> [WORK INSTRUCTIONS]:
Write out the whole listing, matching it exactly.

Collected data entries
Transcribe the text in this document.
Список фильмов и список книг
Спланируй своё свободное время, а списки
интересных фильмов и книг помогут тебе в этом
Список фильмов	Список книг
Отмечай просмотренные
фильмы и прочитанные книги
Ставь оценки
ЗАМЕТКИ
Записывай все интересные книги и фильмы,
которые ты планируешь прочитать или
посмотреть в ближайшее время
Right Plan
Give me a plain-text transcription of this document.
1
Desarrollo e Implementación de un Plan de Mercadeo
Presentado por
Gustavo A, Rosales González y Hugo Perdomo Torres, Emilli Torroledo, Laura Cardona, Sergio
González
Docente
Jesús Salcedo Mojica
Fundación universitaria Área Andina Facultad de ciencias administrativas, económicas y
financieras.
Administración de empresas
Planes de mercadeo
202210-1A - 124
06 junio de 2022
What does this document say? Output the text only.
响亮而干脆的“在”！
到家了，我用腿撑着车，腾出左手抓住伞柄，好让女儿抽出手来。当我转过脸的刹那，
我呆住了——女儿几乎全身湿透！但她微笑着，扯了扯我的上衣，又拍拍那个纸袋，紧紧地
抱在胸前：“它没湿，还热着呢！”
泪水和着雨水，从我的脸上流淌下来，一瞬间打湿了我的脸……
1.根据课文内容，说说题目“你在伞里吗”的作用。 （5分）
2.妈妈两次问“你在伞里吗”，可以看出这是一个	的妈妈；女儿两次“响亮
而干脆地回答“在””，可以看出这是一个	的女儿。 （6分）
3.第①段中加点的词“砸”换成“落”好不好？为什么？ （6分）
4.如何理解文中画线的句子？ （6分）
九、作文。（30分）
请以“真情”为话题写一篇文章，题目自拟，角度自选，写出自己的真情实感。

> [OUTPUT OF THE EXERCISE]:
Transcribe the text in this document.
Список фильмов и список книг
Спланируй своё свободное время, а списки
интересных фильмов и книг помогут тебе в этом
Список фильмов	Список книг
Отмечай просмотренные
фильмы и прочитанные книги
Ставь оценки
ЗАМЕТКИ
Записывай все интересные книги и фильмы,
которые ты планируешь прочитать или
посмотреть в ближайшее время
Right Plan
Give me a plain-text transcription of this document.
1
Desarrollo e Implementación de un Plan de Mercadeo
Presentado por
Gustavo A, Rosales González y Hugo Perdomo Torres, Emilli Torroledo, Laura Cardona, Sergio
González
Docente
Jesús Salcedo Mojica
Fundación universitaria Área Andina Facultad de ciencias administrativas, económicas y
financieras.
Administración de empresas
Planes de mercadeo
202210-1A - 124
06 junio de 2022
What does this document say? Output the text only.
响亮而干脆的“在”！
到家了，我用腿撑着车，腾出左手抓住伞柄，好让女儿抽出手来。当我转过脸的刹那，
我呆住了——女儿几乎全身湿透！但她微笑着，扯了扯我的上衣，又拍拍那个纸袋，紧紧地
抱在胸前：“它没湿，还热着呢！”
泪水和着雨水，从我的脸上流淌下来，一瞬间打湿了我的脸……
1.根据课文内容，说说题目“你在伞里吗”的作用。 （5分）
2.妈妈两次问“你在伞里吗”，可以看出这是一个	的妈妈；女儿两次“响亮
而干脆地回答“在””，可以看出这是一个	的女儿。 （6分）
3.第①段中加点的词“砸”换成“落”好不好？为什么？ （6分）
4.如何理解文中画线的句子？ （6分）
九、作文。（30分）
请以“真情”为话题写一篇文章，题目自拟，角度自选，写出自己的真情实感。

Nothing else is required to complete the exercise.